* Task list
**1)** Reproduce the part of the InnovateHealth Yale passage between "Global Health Hackathon, January" and "two minute video.", inclusive.
**2)** Answer these questions using the InnovateHealth Yale passage.
(a) In what month and year did InnovateHealth Yale sponsor the first Global Health Hackathon?
(b) Which team received the social impact award that IHY funded at Hack the Brain?
(c) How many students gathered for the Global Health Hackathon on January 14, 2014?

* Passage provided
InnovateHealth Yale is a driving force behind Health Hackathons at Yale. We sponsored the first Global Health Hackathon in January 2014 and, with the Center for Biomedical and Interventional Technology, the first broader Health Hackathon in October 2014. While hackathons are usually tech-focused, Yale’s health hackathons put an emphasis on solving real world problems facing healthcare leaders globally, and here in the US.
More recently, we have supported students launching their own hackathons.
Bulldog Hacks, run by a passionate group of Yale College students, offered Hack the Brain, a three-day event dedicated to generating promising solutions to mental health challenges. In addition to overall support, IHY funded a social impact award, that went to Team Culture Shock, and their program to address the mental health needs of international students.
Spark, a Yale social impact conference and ideation session brought together many of the students at Yale and elsewhere interested in social entrepreneurship and introduced them to some of the leading thinkers in the field. IHY co-sponsored the event and awarded a prize for the best idea focused on health or education.
Check back for new hackathons Innovate Health Yale is planning for the 2016-2017 academic year.
Global Health Hackathon, January 2014
InnovateHealth Yale asked 12,000 undergraduate and graduate students: "How can we solve some of the world’s most pressing global health issues?" Fifty outstanding students from six of Yale’s schools gathered for five hours on January 14, 2014 to take a concept that has been applied to creating software solutions and use it to address the challenges of global health.
The Hackathon was an enormous success. We can’t recreate it, but we can share with you a two minute video.

* Given records
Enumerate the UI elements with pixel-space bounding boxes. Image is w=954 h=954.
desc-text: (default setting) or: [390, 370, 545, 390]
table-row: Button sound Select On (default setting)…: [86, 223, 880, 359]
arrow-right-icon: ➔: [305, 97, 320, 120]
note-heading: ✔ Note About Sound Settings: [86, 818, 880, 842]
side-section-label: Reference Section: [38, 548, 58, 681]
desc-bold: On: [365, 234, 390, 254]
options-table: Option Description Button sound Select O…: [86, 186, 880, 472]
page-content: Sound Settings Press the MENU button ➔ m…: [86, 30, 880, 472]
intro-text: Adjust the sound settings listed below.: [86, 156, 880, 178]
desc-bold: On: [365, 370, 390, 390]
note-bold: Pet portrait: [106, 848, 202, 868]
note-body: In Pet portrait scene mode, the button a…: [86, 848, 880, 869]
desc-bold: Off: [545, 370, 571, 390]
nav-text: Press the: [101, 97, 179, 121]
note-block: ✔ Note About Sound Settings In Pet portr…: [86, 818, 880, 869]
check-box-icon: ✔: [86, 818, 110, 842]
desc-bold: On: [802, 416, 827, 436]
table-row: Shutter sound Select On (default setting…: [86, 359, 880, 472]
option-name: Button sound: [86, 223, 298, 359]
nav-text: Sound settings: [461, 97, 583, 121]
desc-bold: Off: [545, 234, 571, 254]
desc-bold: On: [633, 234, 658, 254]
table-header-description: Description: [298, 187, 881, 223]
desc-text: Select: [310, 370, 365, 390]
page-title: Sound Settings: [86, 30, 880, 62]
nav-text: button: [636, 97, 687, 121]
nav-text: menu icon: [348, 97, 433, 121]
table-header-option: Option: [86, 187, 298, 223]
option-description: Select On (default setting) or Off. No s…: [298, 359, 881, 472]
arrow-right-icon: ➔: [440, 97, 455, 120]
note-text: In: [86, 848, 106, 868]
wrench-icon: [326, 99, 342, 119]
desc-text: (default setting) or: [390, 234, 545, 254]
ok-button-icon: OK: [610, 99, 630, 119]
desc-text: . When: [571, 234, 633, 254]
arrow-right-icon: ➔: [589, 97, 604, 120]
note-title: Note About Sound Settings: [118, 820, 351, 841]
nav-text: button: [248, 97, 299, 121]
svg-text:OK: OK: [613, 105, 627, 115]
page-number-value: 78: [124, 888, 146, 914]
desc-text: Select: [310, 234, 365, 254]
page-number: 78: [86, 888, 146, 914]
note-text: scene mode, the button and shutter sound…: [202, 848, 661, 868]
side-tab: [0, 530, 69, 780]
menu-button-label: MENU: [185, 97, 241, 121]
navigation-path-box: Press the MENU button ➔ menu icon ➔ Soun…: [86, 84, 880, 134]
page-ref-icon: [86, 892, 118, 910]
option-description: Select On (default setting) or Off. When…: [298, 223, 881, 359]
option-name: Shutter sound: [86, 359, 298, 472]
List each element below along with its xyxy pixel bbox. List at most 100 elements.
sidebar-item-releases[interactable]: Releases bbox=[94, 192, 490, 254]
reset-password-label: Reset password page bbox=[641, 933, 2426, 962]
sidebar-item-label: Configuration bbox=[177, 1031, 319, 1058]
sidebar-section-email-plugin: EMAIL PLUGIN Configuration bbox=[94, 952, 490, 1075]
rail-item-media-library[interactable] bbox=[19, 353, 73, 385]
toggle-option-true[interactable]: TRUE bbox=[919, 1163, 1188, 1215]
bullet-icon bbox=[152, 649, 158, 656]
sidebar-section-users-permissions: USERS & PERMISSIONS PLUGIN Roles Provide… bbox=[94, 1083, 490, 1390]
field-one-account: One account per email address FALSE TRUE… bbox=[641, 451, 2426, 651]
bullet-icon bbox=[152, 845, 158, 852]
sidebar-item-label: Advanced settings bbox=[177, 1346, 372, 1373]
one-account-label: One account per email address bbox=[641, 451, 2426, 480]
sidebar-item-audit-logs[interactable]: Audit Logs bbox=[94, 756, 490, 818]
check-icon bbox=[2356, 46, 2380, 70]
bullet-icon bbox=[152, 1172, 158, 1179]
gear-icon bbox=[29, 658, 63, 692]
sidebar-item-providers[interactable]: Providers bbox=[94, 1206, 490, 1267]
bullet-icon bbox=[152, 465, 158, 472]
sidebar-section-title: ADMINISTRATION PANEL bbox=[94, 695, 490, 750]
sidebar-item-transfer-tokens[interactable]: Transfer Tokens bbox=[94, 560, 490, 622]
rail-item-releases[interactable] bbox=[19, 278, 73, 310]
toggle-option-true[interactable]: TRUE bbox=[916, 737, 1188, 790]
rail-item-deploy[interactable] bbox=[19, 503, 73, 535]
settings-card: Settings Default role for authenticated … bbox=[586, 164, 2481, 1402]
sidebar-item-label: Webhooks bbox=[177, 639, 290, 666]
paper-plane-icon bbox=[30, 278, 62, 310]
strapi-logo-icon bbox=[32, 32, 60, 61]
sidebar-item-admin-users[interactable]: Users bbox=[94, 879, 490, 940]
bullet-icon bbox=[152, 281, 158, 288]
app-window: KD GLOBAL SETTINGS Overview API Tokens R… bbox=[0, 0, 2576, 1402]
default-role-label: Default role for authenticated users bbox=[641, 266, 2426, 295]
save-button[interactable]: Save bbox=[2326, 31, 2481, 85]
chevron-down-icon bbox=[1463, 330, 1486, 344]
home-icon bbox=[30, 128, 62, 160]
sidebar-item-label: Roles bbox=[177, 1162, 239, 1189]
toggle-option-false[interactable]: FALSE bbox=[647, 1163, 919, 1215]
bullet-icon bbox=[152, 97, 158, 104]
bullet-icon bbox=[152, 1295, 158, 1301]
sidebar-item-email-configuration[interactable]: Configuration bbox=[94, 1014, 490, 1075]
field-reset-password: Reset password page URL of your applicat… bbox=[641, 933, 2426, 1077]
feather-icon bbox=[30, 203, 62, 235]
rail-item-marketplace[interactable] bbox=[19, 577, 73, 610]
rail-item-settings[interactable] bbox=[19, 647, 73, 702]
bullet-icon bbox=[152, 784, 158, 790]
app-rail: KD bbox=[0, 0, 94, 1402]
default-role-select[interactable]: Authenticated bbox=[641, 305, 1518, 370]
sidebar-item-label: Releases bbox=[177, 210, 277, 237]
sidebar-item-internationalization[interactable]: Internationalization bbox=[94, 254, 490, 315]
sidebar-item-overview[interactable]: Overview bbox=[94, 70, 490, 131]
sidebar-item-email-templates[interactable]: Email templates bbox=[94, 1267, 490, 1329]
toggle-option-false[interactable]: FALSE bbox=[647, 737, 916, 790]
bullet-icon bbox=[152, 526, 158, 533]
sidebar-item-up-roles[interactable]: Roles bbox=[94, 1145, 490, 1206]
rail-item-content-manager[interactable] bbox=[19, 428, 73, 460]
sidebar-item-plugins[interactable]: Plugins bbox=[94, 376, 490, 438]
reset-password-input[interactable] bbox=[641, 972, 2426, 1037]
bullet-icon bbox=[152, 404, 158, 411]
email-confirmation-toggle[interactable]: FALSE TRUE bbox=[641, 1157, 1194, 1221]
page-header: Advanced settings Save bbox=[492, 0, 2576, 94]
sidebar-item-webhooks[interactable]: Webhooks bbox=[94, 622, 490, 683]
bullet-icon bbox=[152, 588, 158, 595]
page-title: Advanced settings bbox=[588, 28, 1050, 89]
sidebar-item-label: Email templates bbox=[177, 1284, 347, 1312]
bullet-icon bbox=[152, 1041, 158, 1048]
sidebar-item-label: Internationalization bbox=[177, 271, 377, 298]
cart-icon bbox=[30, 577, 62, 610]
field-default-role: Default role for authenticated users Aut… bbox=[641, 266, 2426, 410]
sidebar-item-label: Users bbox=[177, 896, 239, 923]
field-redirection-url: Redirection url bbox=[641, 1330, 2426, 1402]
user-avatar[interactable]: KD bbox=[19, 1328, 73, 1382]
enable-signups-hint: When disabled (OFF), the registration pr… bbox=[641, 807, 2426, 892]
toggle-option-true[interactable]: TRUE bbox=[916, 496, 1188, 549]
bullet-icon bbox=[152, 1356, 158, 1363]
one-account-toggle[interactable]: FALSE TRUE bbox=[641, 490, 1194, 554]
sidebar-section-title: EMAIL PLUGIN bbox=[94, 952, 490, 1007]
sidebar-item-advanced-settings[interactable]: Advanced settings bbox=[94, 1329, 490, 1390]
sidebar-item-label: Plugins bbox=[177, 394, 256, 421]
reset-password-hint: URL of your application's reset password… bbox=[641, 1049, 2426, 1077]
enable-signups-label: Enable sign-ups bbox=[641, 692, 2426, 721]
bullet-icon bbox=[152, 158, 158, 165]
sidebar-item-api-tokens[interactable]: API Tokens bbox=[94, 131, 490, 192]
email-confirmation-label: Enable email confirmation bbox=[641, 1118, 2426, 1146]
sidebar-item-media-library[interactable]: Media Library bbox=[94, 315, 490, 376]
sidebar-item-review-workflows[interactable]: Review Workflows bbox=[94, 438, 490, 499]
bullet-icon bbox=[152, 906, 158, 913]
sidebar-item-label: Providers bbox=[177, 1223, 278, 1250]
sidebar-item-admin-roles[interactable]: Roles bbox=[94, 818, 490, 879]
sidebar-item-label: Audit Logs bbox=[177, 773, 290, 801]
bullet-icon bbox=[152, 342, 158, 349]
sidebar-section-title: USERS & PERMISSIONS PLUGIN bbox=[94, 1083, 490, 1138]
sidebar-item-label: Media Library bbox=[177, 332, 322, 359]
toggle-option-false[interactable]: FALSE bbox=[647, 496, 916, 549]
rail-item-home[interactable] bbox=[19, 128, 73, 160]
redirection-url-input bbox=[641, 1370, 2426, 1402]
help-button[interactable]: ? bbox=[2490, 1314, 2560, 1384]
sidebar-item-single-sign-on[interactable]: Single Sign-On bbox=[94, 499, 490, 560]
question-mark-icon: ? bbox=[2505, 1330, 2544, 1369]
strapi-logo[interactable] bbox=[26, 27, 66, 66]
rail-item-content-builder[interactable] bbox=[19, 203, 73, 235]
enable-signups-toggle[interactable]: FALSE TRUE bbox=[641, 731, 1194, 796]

* Solutions below
**1)**
Global Health Hackathon, January 2014
InnovateHealth Yale asked 12,000 undergraduate and graduate students: "How can we solve some of the world’s most pressing global health issues?" Fifty outstanding students from six of Yale’s schools gathered for five hours on January 14, 2014 to take a concept that has been applied to creating software solutions and use it to address the challenges of global health.
The Hackathon was an enormous success. We can’t recreate it, but we can share with you a two minute video.

**2)**
(a) January 2014
(b) Team Culture Shock
(c) Fifty